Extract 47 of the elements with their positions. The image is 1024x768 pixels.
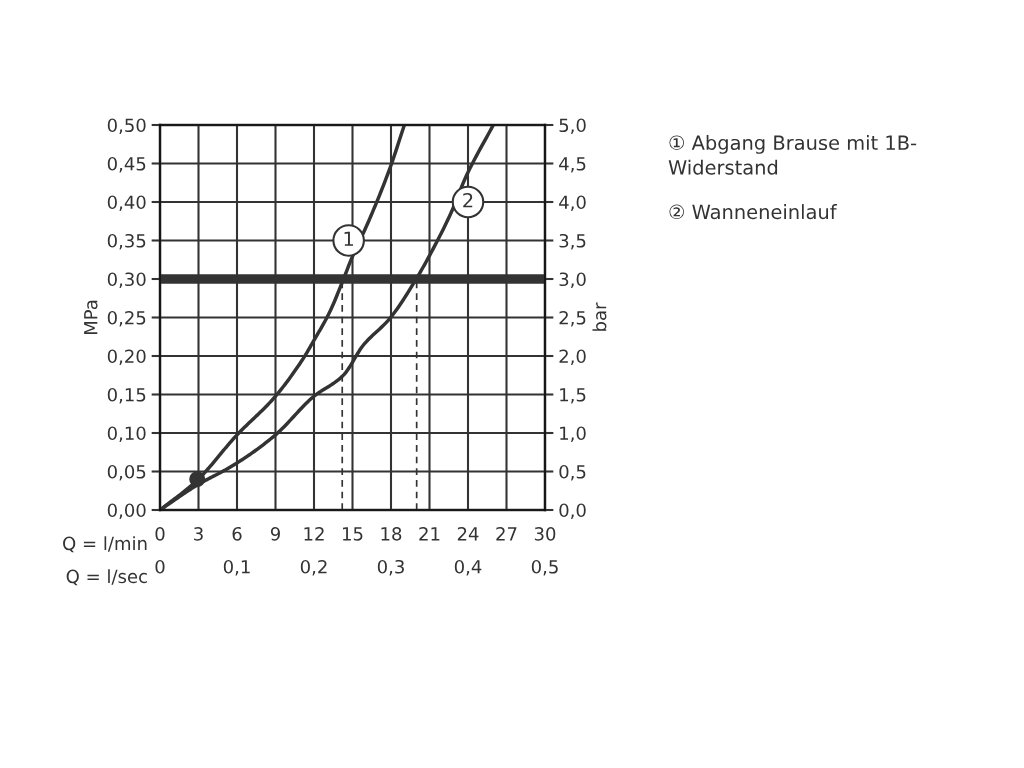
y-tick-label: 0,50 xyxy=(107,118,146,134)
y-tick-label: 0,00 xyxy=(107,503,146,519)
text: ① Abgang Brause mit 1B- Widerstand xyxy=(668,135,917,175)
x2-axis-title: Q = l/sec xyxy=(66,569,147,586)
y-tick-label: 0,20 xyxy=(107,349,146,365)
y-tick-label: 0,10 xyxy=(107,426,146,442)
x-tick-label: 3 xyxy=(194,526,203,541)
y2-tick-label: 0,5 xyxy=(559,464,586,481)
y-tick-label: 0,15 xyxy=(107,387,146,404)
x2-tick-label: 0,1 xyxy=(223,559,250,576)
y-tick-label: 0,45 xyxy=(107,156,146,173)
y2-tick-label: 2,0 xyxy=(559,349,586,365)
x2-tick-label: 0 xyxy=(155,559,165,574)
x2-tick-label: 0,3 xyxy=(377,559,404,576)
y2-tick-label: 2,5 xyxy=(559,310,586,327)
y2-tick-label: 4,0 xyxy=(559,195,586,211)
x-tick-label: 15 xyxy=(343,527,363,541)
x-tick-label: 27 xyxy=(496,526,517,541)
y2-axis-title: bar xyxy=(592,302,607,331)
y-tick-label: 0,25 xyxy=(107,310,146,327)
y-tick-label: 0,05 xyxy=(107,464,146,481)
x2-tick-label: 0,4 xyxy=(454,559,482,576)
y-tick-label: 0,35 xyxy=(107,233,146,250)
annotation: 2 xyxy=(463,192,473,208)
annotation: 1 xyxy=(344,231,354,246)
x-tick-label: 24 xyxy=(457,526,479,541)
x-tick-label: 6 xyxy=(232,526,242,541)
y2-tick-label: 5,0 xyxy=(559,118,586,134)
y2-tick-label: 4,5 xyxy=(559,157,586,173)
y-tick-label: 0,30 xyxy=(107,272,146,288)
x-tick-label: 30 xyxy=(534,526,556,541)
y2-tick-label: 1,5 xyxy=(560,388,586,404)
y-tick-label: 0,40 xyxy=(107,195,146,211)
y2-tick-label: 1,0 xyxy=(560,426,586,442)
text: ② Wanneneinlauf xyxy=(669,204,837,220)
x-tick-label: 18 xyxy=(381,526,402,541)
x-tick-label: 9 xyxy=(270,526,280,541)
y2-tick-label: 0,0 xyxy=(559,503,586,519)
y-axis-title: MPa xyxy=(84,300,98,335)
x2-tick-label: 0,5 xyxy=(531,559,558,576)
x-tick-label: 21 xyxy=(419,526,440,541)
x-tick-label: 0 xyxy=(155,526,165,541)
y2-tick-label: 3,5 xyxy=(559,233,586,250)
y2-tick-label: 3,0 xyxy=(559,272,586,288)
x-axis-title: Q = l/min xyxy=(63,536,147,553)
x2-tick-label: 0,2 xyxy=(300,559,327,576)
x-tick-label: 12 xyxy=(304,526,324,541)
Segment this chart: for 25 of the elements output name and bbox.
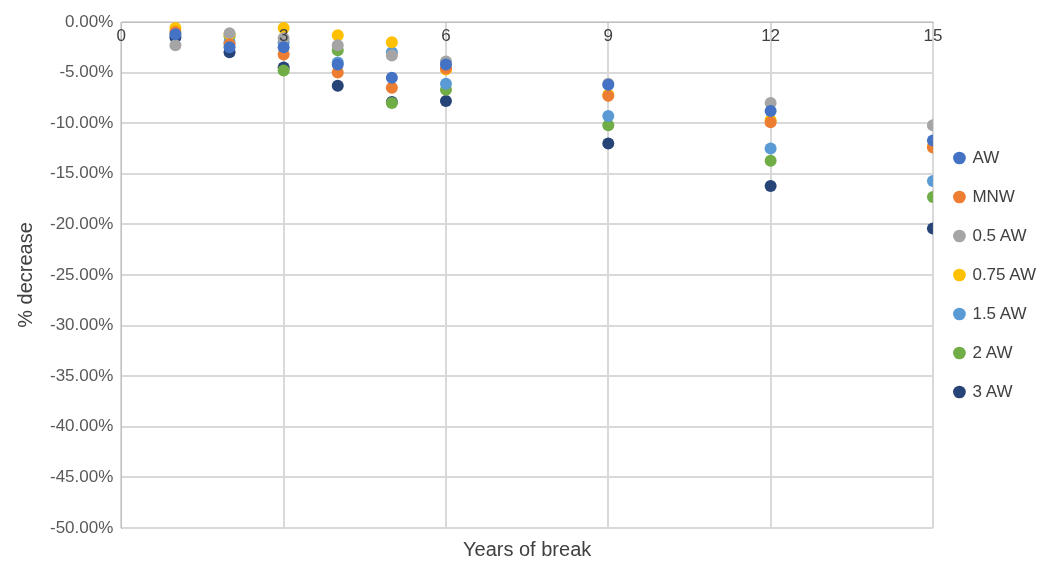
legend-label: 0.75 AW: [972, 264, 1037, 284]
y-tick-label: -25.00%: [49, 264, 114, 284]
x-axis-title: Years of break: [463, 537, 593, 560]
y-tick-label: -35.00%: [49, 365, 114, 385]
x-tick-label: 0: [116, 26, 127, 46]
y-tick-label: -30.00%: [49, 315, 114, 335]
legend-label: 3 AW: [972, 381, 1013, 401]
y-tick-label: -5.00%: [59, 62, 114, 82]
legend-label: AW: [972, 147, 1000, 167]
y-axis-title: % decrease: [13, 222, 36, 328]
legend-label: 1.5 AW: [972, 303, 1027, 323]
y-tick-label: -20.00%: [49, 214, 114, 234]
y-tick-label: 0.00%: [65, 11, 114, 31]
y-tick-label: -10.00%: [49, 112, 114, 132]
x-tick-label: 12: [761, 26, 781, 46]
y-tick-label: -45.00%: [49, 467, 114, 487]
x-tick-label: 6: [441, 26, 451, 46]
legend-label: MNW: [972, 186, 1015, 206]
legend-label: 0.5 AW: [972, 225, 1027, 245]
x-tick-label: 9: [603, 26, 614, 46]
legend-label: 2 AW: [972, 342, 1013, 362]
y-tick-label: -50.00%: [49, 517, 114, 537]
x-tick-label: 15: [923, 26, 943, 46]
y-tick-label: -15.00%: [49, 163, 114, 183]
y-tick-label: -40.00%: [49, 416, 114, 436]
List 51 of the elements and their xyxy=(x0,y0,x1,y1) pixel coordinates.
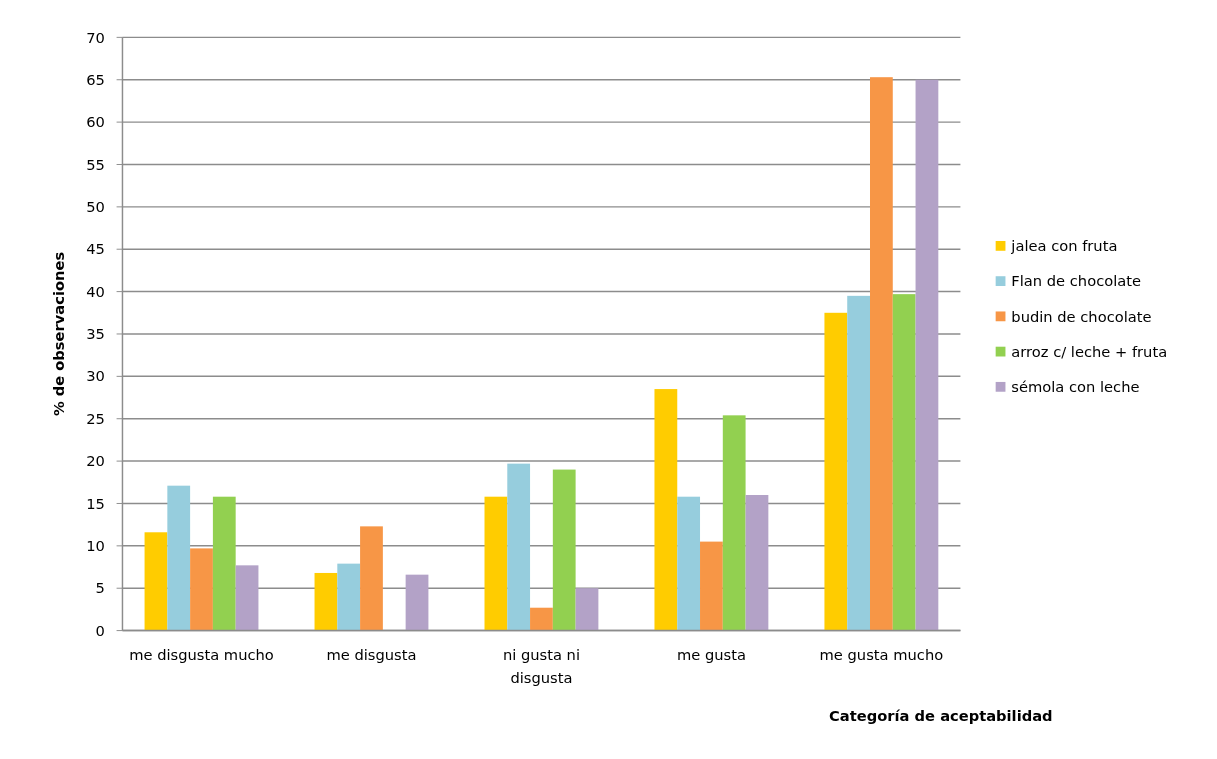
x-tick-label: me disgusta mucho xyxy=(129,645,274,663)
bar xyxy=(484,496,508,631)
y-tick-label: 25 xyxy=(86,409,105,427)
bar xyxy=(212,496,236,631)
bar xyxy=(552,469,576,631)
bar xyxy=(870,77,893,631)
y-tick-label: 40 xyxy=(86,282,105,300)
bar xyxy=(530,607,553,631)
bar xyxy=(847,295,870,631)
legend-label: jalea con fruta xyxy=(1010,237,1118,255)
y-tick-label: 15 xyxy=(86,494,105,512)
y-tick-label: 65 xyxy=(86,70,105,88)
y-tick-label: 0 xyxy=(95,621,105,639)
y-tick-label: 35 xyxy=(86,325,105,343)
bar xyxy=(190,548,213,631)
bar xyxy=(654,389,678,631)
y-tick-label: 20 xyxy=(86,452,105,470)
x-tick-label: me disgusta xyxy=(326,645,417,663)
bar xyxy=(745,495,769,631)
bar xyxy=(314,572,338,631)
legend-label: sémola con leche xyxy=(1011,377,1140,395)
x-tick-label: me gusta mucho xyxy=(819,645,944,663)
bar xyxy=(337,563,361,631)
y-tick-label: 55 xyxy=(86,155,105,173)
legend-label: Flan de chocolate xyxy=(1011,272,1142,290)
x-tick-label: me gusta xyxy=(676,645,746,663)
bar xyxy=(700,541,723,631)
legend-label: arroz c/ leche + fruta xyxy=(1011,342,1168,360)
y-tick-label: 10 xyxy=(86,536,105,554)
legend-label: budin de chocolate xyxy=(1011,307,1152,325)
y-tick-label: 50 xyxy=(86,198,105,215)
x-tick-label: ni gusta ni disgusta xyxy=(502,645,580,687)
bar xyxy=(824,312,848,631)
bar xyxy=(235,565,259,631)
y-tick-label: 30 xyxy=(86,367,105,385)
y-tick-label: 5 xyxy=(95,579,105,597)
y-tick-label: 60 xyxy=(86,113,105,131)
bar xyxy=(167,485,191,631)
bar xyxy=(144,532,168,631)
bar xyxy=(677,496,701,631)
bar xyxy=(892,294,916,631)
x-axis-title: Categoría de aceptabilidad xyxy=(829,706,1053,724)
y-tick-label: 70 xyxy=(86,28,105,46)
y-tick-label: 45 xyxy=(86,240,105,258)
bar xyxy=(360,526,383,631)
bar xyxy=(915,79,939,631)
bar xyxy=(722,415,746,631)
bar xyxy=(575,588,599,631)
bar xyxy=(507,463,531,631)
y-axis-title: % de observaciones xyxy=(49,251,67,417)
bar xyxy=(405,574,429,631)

- [WHAT IS EXPECTED]
Give back every line of the records above word for word, leaving out the pictures.

- [CORRECT RESPONSE]
Extract 47 of the elements with their positions. The image is 1024x768 pixels.
y-tick-label: 0,50 xyxy=(107,118,146,134)
y-tick-label: 0,00 xyxy=(107,503,146,519)
text: ① Abgang Brause mit 1B- Widerstand xyxy=(668,135,917,175)
x2-axis-title: Q = l/sec xyxy=(66,569,147,586)
y-tick-label: 0,20 xyxy=(107,349,146,365)
y-tick-label: 0,10 xyxy=(107,426,146,442)
x-tick-label: 3 xyxy=(194,526,203,541)
y2-tick-label: 0,5 xyxy=(559,464,586,481)
y-tick-label: 0,15 xyxy=(107,387,146,404)
x2-tick-label: 0,1 xyxy=(223,559,250,576)
y-tick-label: 0,45 xyxy=(107,156,146,173)
y2-tick-label: 2,0 xyxy=(559,349,586,365)
x2-tick-label: 0 xyxy=(155,559,165,574)
x2-tick-label: 0,3 xyxy=(377,559,404,576)
y2-tick-label: 2,5 xyxy=(559,310,586,327)
y2-tick-label: 4,0 xyxy=(559,195,586,211)
x-tick-label: 15 xyxy=(343,527,363,541)
x-tick-label: 27 xyxy=(496,526,517,541)
y2-axis-title: bar xyxy=(592,302,607,331)
y-tick-label: 0,25 xyxy=(107,310,146,327)
y-tick-label: 0,05 xyxy=(107,464,146,481)
x2-tick-label: 0,4 xyxy=(454,559,482,576)
y-tick-label: 0,35 xyxy=(107,233,146,250)
annotation: 2 xyxy=(463,192,473,208)
annotation: 1 xyxy=(344,231,354,246)
x-tick-label: 24 xyxy=(457,526,479,541)
x-tick-label: 6 xyxy=(232,526,242,541)
y2-tick-label: 5,0 xyxy=(559,118,586,134)
y2-tick-label: 4,5 xyxy=(559,157,586,173)
y-tick-label: 0,30 xyxy=(107,272,146,288)
x-tick-label: 30 xyxy=(534,526,556,541)
y2-tick-label: 1,5 xyxy=(560,388,586,404)
y-tick-label: 0,40 xyxy=(107,195,146,211)
y2-tick-label: 1,0 xyxy=(560,426,586,442)
text: ② Wanneneinlauf xyxy=(669,204,837,220)
x-tick-label: 18 xyxy=(381,526,402,541)
x-tick-label: 9 xyxy=(270,526,280,541)
y2-tick-label: 0,0 xyxy=(559,503,586,519)
y-axis-title: MPa xyxy=(84,300,98,335)
x2-tick-label: 0,5 xyxy=(531,559,558,576)
x-tick-label: 21 xyxy=(419,526,440,541)
x-tick-label: 0 xyxy=(155,526,165,541)
y2-tick-label: 3,5 xyxy=(559,233,586,250)
y2-tick-label: 3,0 xyxy=(559,272,586,288)
x-axis-title: Q = l/min xyxy=(63,536,147,553)
x2-tick-label: 0,2 xyxy=(300,559,327,576)
x-tick-label: 12 xyxy=(304,526,324,541)
Segment this chart: for 25 of the elements output name and bbox.
legend-label: 0.75 AW: [972, 264, 1037, 284]
y-tick-label: -25.00%: [49, 264, 114, 284]
x-axis-title: Years of break: [463, 537, 593, 560]
y-tick-label: -35.00%: [49, 365, 114, 385]
x-tick-label: 0: [116, 26, 127, 46]
y-tick-label: -30.00%: [49, 315, 114, 335]
legend-label: 3 AW: [972, 381, 1013, 401]
y-tick-label: -5.00%: [59, 62, 114, 82]
legend-label: AW: [972, 147, 1000, 167]
y-axis-title: % decrease: [13, 222, 36, 328]
legend-label: 1.5 AW: [972, 303, 1027, 323]
y-tick-label: -20.00%: [49, 214, 114, 234]
y-tick-label: 0.00%: [65, 11, 114, 31]
y-tick-label: -10.00%: [49, 112, 114, 132]
x-tick-label: 12: [761, 26, 781, 46]
y-tick-label: -45.00%: [49, 467, 114, 487]
x-tick-label: 6: [441, 26, 451, 46]
legend-label: MNW: [972, 186, 1015, 206]
legend-label: 0.5 AW: [972, 225, 1027, 245]
x-tick-label: 9: [603, 26, 614, 46]
legend-label: 2 AW: [972, 342, 1013, 362]
y-tick-label: -50.00%: [49, 517, 114, 537]
x-tick-label: 15: [923, 26, 943, 46]
y-tick-label: -15.00%: [49, 163, 114, 183]
y-tick-label: -40.00%: [49, 416, 114, 436]
List 51 of the elements and their xyxy=(x0,y0,x1,y1) pixel coordinates.
x-tick-label: me disgusta mucho xyxy=(129,645,274,663)
bar xyxy=(484,496,508,631)
y-tick-label: 25 xyxy=(86,409,105,427)
bar xyxy=(212,496,236,631)
bar xyxy=(552,469,576,631)
bar xyxy=(870,77,893,631)
y-tick-label: 40 xyxy=(86,282,105,300)
bar xyxy=(530,607,553,631)
bar xyxy=(847,295,870,631)
legend-label: jalea con fruta xyxy=(1010,237,1118,255)
y-tick-label: 15 xyxy=(86,494,105,512)
y-tick-label: 65 xyxy=(86,70,105,88)
y-tick-label: 0 xyxy=(95,621,105,639)
y-tick-label: 35 xyxy=(86,325,105,343)
bar xyxy=(190,548,213,631)
bar xyxy=(654,389,678,631)
y-tick-label: 20 xyxy=(86,452,105,470)
x-tick-label: me disgusta xyxy=(326,645,417,663)
bar xyxy=(745,495,769,631)
bar xyxy=(314,572,338,631)
legend-label: sémola con leche xyxy=(1011,377,1140,395)
x-tick-label: me gusta mucho xyxy=(819,645,944,663)
bar xyxy=(337,563,361,631)
y-tick-label: 55 xyxy=(86,155,105,173)
legend-label: Flan de chocolate xyxy=(1011,272,1142,290)
x-tick-label: me gusta xyxy=(676,645,746,663)
bar xyxy=(700,541,723,631)
legend-label: arroz c/ leche + fruta xyxy=(1011,342,1168,360)
y-tick-label: 10 xyxy=(86,536,105,554)
legend-label: budin de chocolate xyxy=(1011,307,1152,325)
y-tick-label: 50 xyxy=(86,198,105,215)
x-tick-label: ni gusta ni disgusta xyxy=(502,645,580,687)
bar xyxy=(824,312,848,631)
bar xyxy=(235,565,259,631)
y-tick-label: 30 xyxy=(86,367,105,385)
y-tick-label: 5 xyxy=(95,579,105,597)
y-tick-label: 60 xyxy=(86,113,105,131)
bar xyxy=(167,485,191,631)
bar xyxy=(144,532,168,631)
bar xyxy=(677,496,701,631)
bar xyxy=(892,294,916,631)
x-axis-title: Categoría de aceptabilidad xyxy=(829,706,1053,724)
y-tick-label: 70 xyxy=(86,28,105,46)
y-tick-label: 45 xyxy=(86,240,105,258)
bar xyxy=(360,526,383,631)
bar xyxy=(915,79,939,631)
bar xyxy=(722,415,746,631)
bar xyxy=(575,588,599,631)
bar xyxy=(507,463,531,631)
y-axis-title: % de observaciones xyxy=(49,251,67,417)
bar xyxy=(405,574,429,631)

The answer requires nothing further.